[Extracted entries]

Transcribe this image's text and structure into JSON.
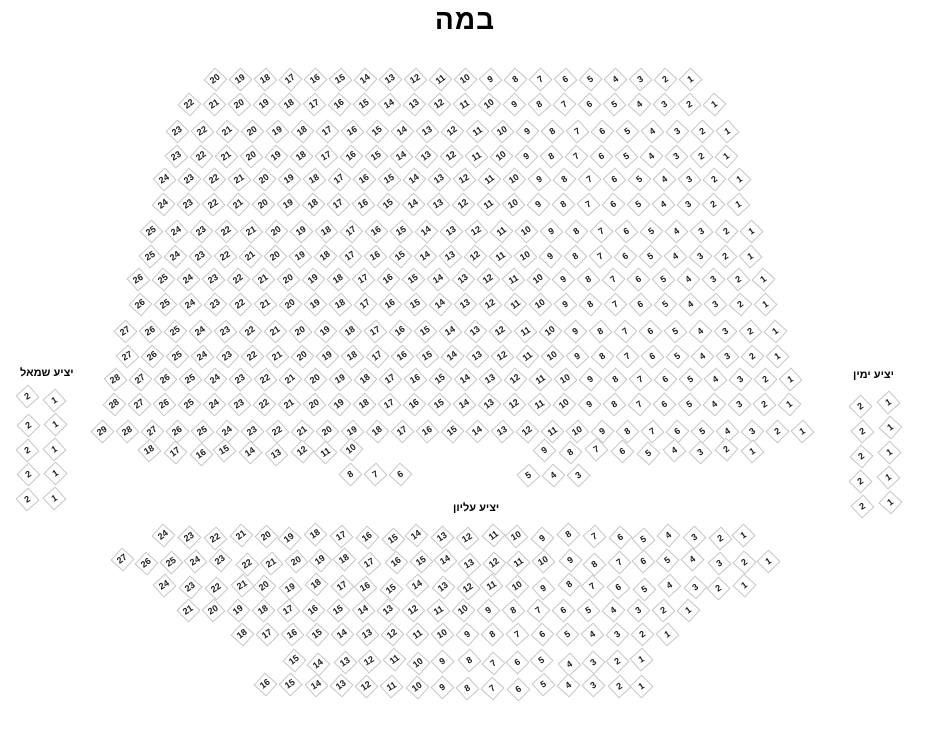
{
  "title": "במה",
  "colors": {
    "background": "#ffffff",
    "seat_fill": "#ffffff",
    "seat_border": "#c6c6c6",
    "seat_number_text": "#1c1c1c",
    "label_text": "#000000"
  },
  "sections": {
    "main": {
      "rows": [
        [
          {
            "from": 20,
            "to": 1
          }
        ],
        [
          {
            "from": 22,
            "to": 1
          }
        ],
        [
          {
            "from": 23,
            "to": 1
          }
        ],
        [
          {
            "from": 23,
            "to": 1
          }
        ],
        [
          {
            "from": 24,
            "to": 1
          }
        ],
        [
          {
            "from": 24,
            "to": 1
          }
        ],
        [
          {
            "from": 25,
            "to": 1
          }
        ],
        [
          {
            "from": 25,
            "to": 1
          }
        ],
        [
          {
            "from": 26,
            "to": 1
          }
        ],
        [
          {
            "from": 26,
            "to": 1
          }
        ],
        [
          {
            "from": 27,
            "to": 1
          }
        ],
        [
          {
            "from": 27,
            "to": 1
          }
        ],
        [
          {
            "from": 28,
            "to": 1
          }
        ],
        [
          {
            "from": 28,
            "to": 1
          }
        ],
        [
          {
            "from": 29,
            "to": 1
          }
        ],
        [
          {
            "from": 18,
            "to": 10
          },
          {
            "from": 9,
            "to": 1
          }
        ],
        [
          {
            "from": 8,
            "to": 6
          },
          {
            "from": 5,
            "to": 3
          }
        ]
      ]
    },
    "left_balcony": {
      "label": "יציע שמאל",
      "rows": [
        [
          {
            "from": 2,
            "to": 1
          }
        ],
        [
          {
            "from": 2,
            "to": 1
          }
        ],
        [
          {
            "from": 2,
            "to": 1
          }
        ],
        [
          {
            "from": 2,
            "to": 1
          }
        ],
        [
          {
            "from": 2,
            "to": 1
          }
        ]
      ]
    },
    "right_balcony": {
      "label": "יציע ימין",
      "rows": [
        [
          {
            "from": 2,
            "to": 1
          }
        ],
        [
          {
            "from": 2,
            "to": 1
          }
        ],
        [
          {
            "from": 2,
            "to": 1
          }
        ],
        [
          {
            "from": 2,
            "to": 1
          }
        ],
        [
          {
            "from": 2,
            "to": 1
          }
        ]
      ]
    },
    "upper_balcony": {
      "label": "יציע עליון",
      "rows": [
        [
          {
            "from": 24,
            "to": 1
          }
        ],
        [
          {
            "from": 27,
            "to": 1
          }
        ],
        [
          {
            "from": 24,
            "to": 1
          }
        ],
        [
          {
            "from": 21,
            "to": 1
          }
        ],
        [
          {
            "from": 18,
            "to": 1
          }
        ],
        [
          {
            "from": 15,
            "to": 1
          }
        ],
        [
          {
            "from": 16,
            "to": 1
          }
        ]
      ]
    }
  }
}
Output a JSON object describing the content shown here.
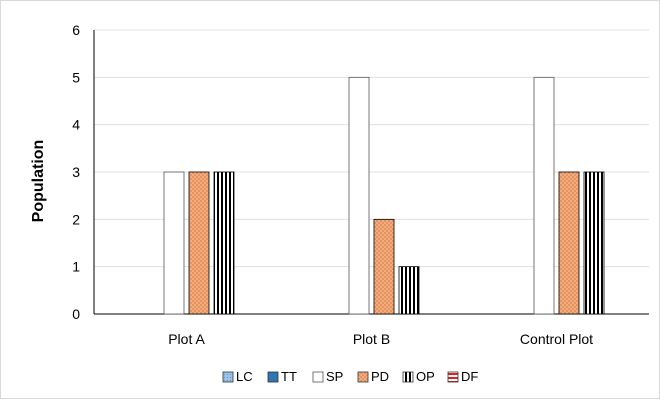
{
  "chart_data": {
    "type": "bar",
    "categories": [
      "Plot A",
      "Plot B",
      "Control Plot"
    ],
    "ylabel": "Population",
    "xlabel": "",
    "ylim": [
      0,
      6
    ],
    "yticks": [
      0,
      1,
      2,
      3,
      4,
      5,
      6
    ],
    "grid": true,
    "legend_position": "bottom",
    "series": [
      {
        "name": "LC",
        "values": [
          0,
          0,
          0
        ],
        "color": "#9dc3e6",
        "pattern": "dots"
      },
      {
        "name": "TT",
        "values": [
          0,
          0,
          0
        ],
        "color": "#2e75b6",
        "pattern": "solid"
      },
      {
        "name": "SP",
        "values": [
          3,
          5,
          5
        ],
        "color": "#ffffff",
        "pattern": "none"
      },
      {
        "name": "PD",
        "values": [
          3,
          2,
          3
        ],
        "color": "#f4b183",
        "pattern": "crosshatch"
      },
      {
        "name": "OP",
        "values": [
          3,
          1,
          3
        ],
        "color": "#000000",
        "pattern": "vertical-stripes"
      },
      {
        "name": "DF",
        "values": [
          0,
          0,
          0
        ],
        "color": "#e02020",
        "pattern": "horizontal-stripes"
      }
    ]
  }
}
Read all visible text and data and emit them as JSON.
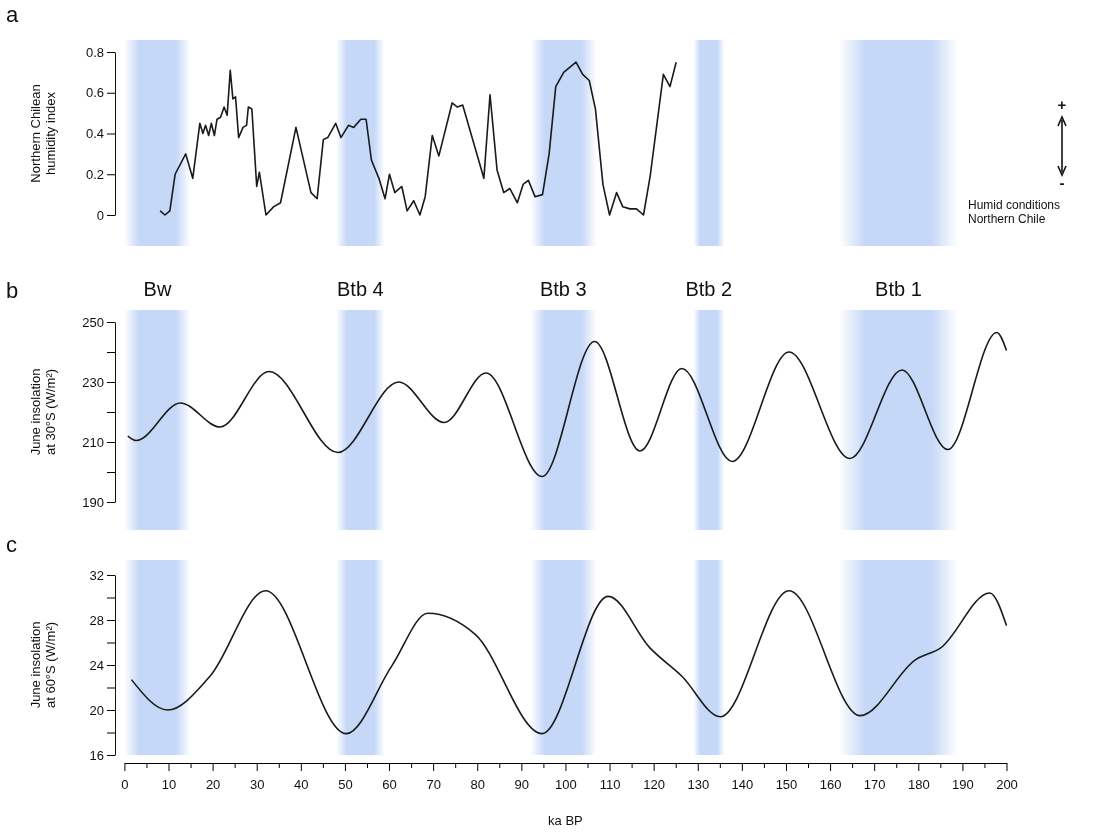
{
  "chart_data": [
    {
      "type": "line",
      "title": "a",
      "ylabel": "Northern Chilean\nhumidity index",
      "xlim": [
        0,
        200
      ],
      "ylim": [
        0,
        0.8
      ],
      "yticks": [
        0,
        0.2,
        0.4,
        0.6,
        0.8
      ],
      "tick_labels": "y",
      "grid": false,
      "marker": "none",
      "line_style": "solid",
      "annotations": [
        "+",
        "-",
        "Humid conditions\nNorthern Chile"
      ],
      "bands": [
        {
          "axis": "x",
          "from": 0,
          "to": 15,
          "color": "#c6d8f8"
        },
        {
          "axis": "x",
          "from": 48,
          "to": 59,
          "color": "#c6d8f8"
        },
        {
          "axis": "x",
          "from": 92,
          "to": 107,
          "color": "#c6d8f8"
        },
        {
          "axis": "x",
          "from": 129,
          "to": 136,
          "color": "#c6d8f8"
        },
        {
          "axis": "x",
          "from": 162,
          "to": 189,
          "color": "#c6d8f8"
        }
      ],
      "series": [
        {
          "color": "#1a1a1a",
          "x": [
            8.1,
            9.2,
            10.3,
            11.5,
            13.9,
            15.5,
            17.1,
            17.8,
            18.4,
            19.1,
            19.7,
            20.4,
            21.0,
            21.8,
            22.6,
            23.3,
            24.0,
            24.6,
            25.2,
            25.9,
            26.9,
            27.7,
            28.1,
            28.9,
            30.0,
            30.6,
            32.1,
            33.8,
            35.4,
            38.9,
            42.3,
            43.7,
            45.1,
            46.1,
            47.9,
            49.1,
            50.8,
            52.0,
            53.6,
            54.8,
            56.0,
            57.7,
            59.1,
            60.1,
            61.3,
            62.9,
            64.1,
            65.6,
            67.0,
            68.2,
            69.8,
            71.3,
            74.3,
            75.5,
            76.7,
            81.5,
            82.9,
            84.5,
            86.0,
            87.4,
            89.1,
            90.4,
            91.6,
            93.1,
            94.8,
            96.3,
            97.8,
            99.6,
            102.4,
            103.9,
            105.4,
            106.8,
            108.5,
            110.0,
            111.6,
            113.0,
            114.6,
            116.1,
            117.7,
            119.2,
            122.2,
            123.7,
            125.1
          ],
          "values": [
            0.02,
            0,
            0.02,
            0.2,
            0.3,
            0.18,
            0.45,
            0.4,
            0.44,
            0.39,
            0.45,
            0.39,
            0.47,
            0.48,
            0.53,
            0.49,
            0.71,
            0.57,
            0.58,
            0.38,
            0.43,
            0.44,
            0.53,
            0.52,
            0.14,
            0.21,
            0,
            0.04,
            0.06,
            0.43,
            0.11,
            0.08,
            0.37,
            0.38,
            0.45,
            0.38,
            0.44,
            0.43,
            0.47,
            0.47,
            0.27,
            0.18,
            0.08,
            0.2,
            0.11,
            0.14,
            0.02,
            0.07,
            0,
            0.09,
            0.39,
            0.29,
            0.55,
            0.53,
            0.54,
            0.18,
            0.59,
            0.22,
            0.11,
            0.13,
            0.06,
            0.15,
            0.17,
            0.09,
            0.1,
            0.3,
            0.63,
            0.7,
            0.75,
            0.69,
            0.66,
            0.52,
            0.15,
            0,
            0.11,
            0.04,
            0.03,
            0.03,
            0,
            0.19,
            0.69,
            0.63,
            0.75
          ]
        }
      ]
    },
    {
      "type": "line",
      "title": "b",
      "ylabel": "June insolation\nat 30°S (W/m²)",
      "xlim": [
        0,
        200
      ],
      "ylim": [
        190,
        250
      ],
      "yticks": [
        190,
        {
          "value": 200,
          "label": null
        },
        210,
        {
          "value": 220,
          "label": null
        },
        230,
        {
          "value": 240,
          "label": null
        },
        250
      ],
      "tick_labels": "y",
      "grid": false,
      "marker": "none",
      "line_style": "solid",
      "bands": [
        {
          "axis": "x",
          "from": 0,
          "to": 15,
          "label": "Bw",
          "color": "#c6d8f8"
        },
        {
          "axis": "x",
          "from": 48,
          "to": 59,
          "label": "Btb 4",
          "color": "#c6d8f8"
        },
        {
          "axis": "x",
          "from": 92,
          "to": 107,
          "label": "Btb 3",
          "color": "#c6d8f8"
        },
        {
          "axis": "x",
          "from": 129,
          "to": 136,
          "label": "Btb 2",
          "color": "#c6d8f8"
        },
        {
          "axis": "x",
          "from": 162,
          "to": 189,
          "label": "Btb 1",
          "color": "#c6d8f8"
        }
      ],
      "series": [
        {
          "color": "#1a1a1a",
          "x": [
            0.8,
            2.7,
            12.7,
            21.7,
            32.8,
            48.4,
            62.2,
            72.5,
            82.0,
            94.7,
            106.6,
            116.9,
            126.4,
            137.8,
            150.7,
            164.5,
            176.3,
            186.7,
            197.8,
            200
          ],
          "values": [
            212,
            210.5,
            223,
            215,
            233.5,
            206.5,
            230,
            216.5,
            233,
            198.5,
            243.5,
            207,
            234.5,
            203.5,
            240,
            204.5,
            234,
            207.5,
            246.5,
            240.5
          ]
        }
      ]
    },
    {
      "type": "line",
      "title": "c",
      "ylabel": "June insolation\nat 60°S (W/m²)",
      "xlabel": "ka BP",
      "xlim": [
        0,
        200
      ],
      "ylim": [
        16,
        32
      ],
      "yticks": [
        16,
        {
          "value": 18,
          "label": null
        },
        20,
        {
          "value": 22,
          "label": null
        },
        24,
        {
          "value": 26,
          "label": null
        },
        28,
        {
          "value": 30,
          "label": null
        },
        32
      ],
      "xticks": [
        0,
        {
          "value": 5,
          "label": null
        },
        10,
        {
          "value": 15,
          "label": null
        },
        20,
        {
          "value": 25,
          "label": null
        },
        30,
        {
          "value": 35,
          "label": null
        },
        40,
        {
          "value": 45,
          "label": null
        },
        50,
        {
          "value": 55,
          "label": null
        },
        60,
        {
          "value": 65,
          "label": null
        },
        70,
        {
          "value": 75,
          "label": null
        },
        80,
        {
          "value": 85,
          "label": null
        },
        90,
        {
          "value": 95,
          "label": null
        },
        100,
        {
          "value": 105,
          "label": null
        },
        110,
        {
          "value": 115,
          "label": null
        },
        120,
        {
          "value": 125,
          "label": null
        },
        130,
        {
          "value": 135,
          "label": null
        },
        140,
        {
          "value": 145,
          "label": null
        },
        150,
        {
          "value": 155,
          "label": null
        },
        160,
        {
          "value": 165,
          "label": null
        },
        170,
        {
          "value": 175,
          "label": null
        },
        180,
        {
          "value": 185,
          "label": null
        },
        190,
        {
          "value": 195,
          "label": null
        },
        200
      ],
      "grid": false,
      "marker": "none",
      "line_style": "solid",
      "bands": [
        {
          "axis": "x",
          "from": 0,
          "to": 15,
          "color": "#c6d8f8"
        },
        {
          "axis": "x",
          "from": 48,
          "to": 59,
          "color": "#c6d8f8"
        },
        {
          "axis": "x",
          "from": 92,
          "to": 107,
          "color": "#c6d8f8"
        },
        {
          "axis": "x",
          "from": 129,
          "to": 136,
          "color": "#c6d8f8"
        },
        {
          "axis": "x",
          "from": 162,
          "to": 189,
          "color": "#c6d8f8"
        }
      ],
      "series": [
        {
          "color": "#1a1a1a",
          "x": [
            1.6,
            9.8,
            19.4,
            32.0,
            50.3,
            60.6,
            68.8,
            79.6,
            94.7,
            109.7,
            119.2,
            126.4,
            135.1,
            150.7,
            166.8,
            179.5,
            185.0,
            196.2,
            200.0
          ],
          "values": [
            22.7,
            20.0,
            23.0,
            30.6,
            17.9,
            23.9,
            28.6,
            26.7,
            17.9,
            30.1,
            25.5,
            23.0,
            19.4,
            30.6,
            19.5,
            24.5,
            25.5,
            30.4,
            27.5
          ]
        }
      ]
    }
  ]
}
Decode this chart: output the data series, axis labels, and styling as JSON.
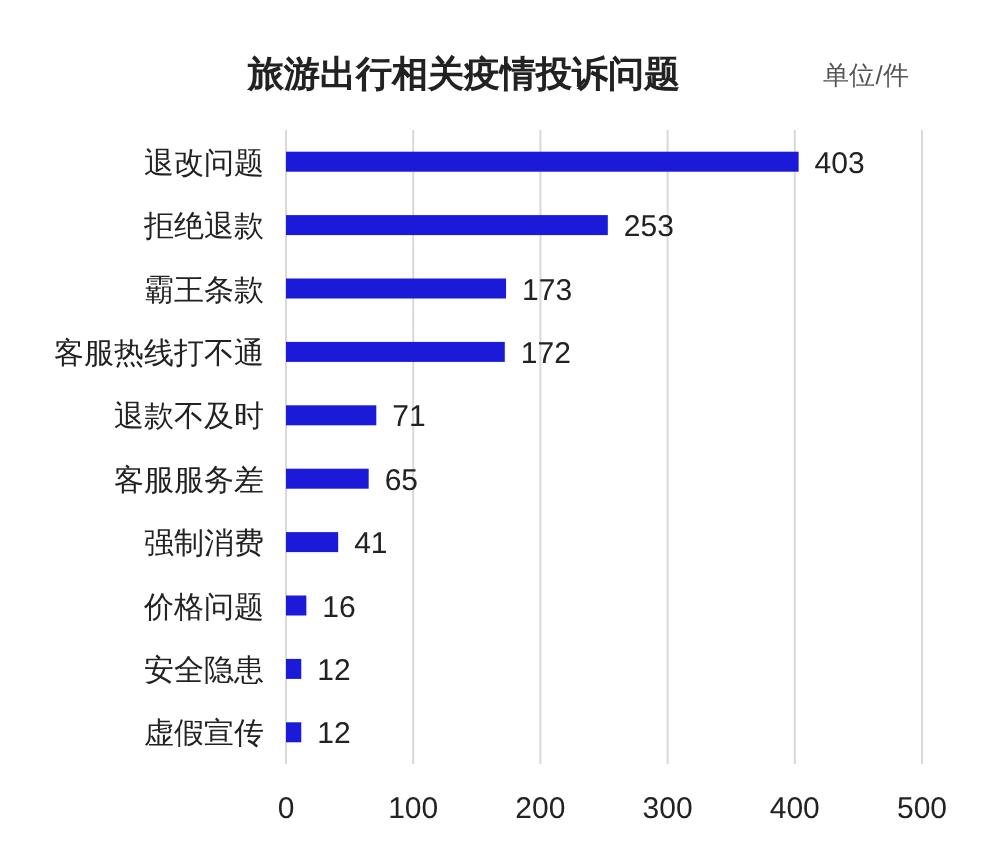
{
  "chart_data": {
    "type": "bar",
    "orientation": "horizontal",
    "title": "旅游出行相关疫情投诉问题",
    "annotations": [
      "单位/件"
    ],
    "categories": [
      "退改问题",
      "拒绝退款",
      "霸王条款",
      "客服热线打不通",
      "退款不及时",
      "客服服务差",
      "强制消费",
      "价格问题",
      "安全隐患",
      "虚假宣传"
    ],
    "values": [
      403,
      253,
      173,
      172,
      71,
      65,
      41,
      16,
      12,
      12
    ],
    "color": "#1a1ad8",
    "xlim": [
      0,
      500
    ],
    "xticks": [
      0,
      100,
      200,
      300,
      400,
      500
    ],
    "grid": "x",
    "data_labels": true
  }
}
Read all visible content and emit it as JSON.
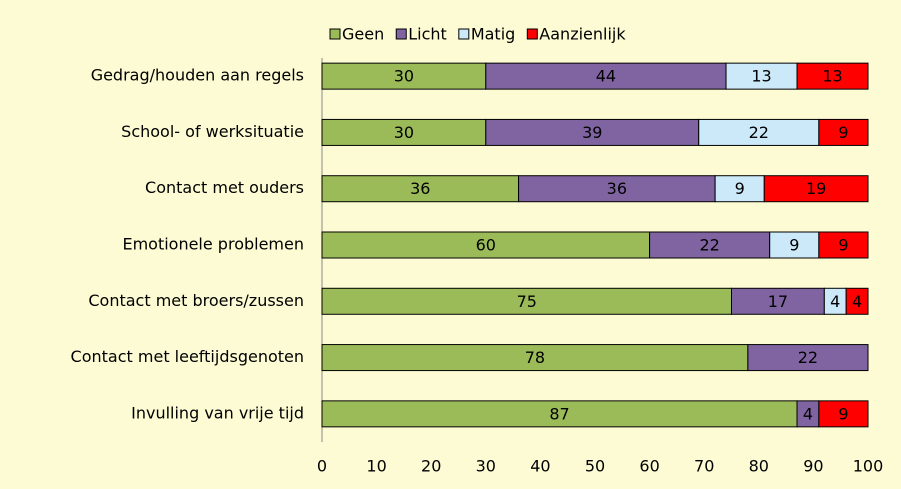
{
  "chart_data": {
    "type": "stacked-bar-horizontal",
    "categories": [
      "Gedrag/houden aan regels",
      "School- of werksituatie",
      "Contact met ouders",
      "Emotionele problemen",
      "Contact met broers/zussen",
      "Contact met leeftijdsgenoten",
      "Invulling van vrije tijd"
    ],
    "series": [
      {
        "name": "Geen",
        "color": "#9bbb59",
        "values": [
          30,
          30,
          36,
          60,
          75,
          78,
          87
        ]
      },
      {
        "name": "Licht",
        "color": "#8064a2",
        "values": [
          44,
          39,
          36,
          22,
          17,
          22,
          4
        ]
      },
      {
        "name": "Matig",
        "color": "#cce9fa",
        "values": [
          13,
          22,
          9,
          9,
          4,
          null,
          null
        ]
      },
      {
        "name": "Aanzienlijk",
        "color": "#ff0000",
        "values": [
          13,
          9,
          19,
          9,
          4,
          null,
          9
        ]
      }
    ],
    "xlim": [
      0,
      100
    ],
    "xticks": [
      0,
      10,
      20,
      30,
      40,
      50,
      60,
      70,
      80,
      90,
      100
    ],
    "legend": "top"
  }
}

[Exercise goal]
Copy every line of the listing containing the string "this".

[Response]
Transcribe this image's text and structure into JSON.
Decode this chart: output the data series, axis labels, and styling as JSON.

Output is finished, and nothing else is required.